Data listing:
————————
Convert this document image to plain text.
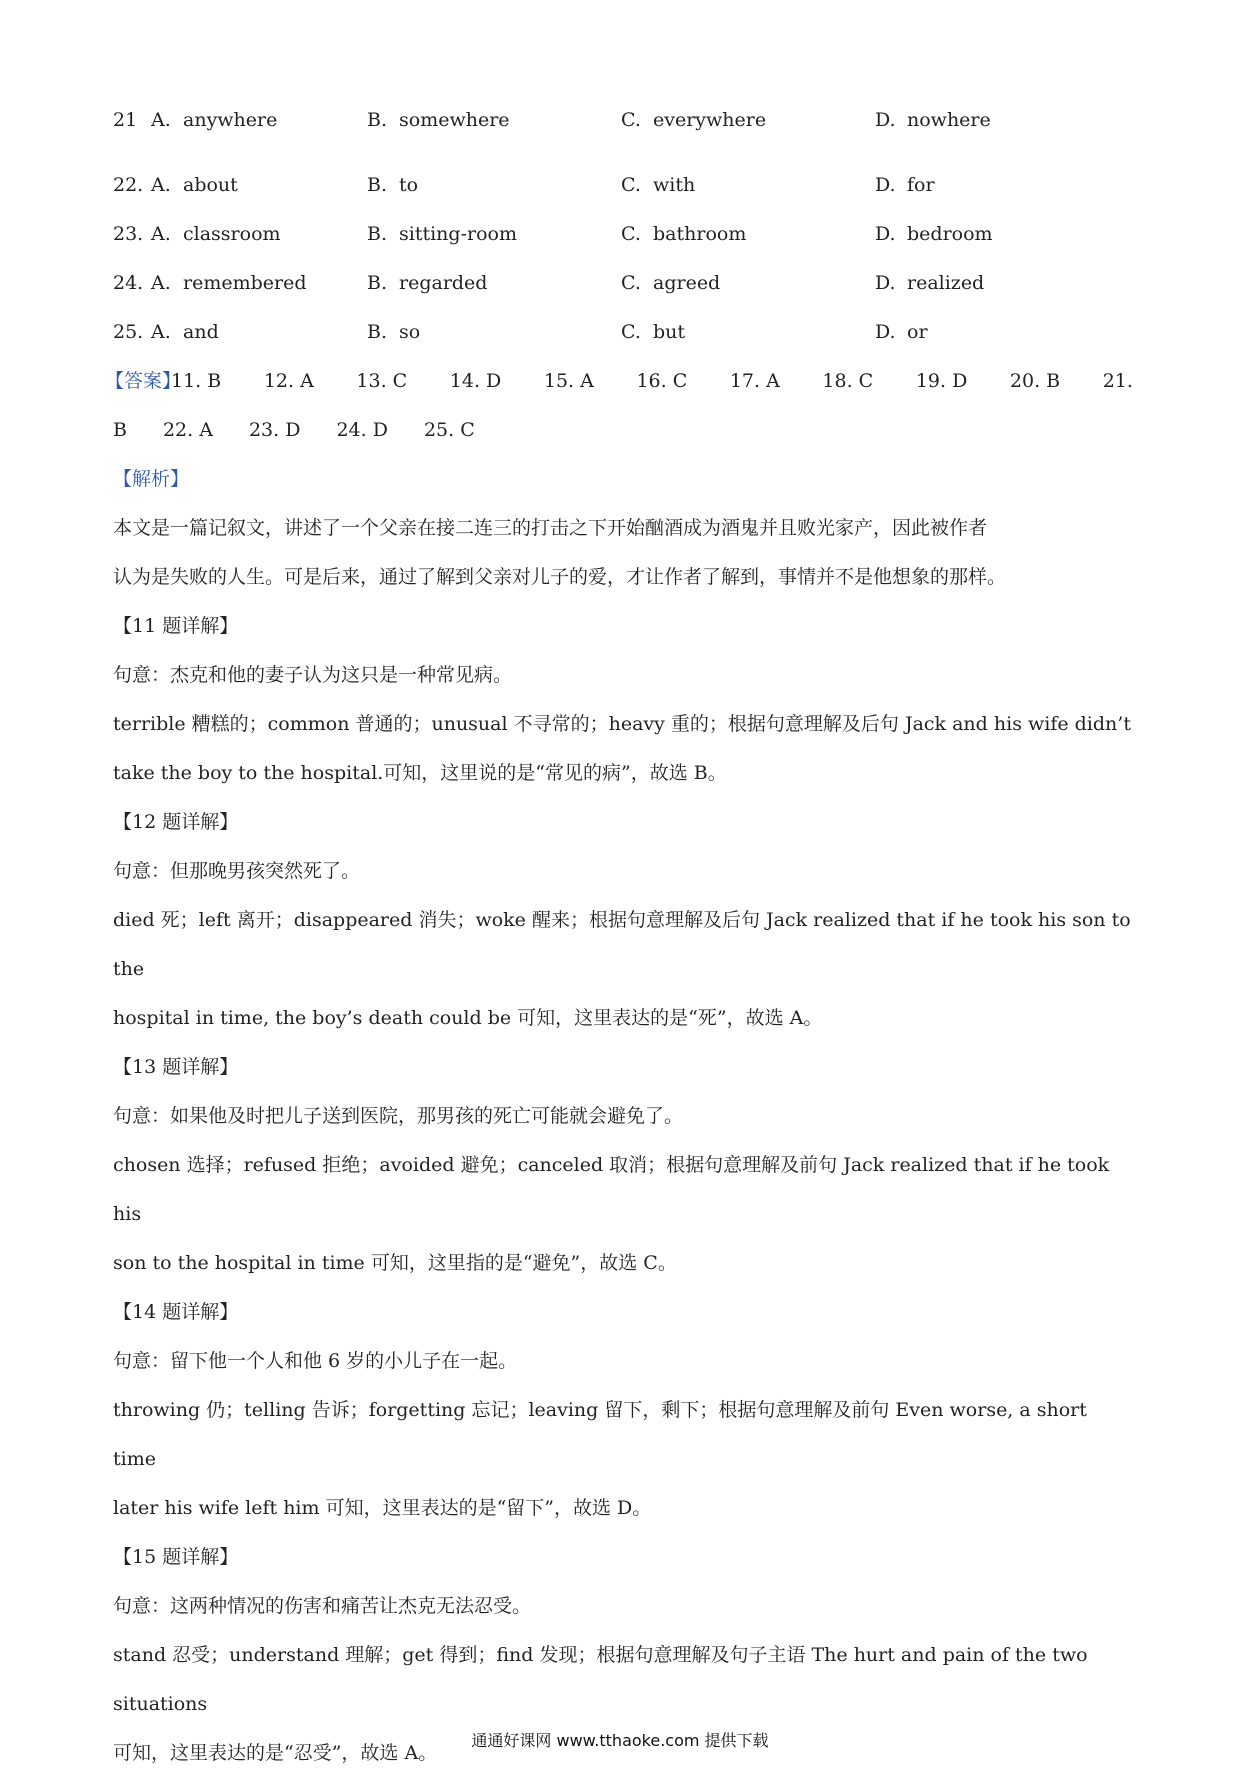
21 A. anywhere	B. somewhere	C. everywhere	D. nowhere
22. A. about	B. to	C. with	D. for
23. A. classroom	B. sitting-room	C. bathroom	D. bedroom
24. A. remembered	B. regarded	C. agreed	D. realized
25. A. and	B. so	C. but	D. or
【答案】
11. B 12. A 13. C 14. D 15. A 16. C 17. A 18. C 19. D 20. B 21.
B 22. A 23. D 24. D 25. C

【解析】

本文是一篇记叙文，讲述了一个父亲在接二连三的打击之下开始酗酒成为酒鬼并且败光家产，因此被作者

认为是失败的人生。可是后来，通过了解到父亲对儿子的爱，才让作者了解到，事情并不是他想象的那样。

【11 题详解】

句意：杰克和他的妻子认为这只是一种常见病。

terrible 糟糕的；common 普通的；unusual 不寻常的；heavy 重的；根据句意理解及后句 Jack and his wife didn’t

take the boy to the hospital.可知，这里说的是“常见的病”，故选 B。

【12 题详解】

句意：但那晚男孩突然死了。

died 死；left 离开；disappeared 消失；woke 醒来；根据句意理解及后句 Jack realized that if he took his son to the

hospital in time, the boy’s death could be 可知，这里表达的是“死”，故选 A。

【13 题详解】

句意：如果他及时把儿子送到医院，那男孩的死亡可能就会避免了。

chosen 选择；refused 拒绝；avoided 避免；canceled 取消；根据句意理解及前句 Jack realized that if he took his

son to the hospital in time 可知，这里指的是“避免”，故选 C。

【14 题详解】

句意：留下他一个人和他 6 岁的小儿子在一起。

throwing 仍；telling 告诉；forgetting 忘记；leaving 留下，剩下；根据句意理解及前句 Even worse, a short time

later his wife left him 可知，这里表达的是“留下”，故选 D。

【15 题详解】

句意：这两种情况的伤害和痛苦让杰克无法忍受。

stand 忍受；understand 理解；get 得到；find 发现；根据句意理解及句子主语 The hurt and pain of the two situations

可知，这里表达的是“忍受”，故选 A。

通通好课网 www.tthaoke.com 提供下载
————————
- **WHAT YOU ARE ASKED TO DO**: Omit the pictures, then quote the rest of the material above exactly.

- **SOLVED EXERCISE**:
Convert this document image to plain text.
21 A. anywhere	B. somewhere	C. everywhere	D. nowhere
22. A. about	B. to	C. with	D. for
23. A. classroom	B. sitting-room	C. bathroom	D. bedroom
24. A. remembered	B. regarded	C. agreed	D. realized
25. A. and	B. so	C. but	D. or
【答案】
11. B 12. A 13. C 14. D 15. A 16. C 17. A 18. C 19. D 20. B 21.
B 22. A 23. D 24. D 25. C

【解析】

本文是一篇记叙文，讲述了一个父亲在接二连三的打击之下开始酗酒成为酒鬼并且败光家产，因此被作者

认为是失败的人生。可是后来，通过了解到父亲对儿子的爱，才让作者了解到，事情并不是他想象的那样。

【11 题详解】

句意：杰克和他的妻子认为这只是一种常见病。

terrible 糟糕的；common 普通的；unusual 不寻常的；heavy 重的；根据句意理解及后句 Jack and his wife didn’t

take the boy to the hospital.可知，这里说的是“常见的病”，故选 B。

【12 题详解】

句意：但那晚男孩突然死了。

died 死；left 离开；disappeared 消失；woke 醒来；根据句意理解及后句 Jack realized that if he took his son to the

hospital in time, the boy’s death could be 可知，这里表达的是“死”，故选 A。

【13 题详解】

句意：如果他及时把儿子送到医院，那男孩的死亡可能就会避免了。

chosen 选择；refused 拒绝；avoided 避免；canceled 取消；根据句意理解及前句 Jack realized that if he took his

son to the hospital in time 可知，这里指的是“避免”，故选 C。

【14 题详解】

句意：留下他一个人和他 6 岁的小儿子在一起。

throwing 仍；telling 告诉；forgetting 忘记；leaving 留下，剩下；根据句意理解及前句 Even worse, a short time

later his wife left him 可知，这里表达的是“留下”，故选 D。

【15 题详解】

句意：这两种情况的伤害和痛苦让杰克无法忍受。

stand 忍受；understand 理解；get 得到；find 发现；根据句意理解及句子主语 The hurt and pain of the two situations

可知，这里表达的是“忍受”，故选 A。

通通好课网 www.tthaoke.com 提供下载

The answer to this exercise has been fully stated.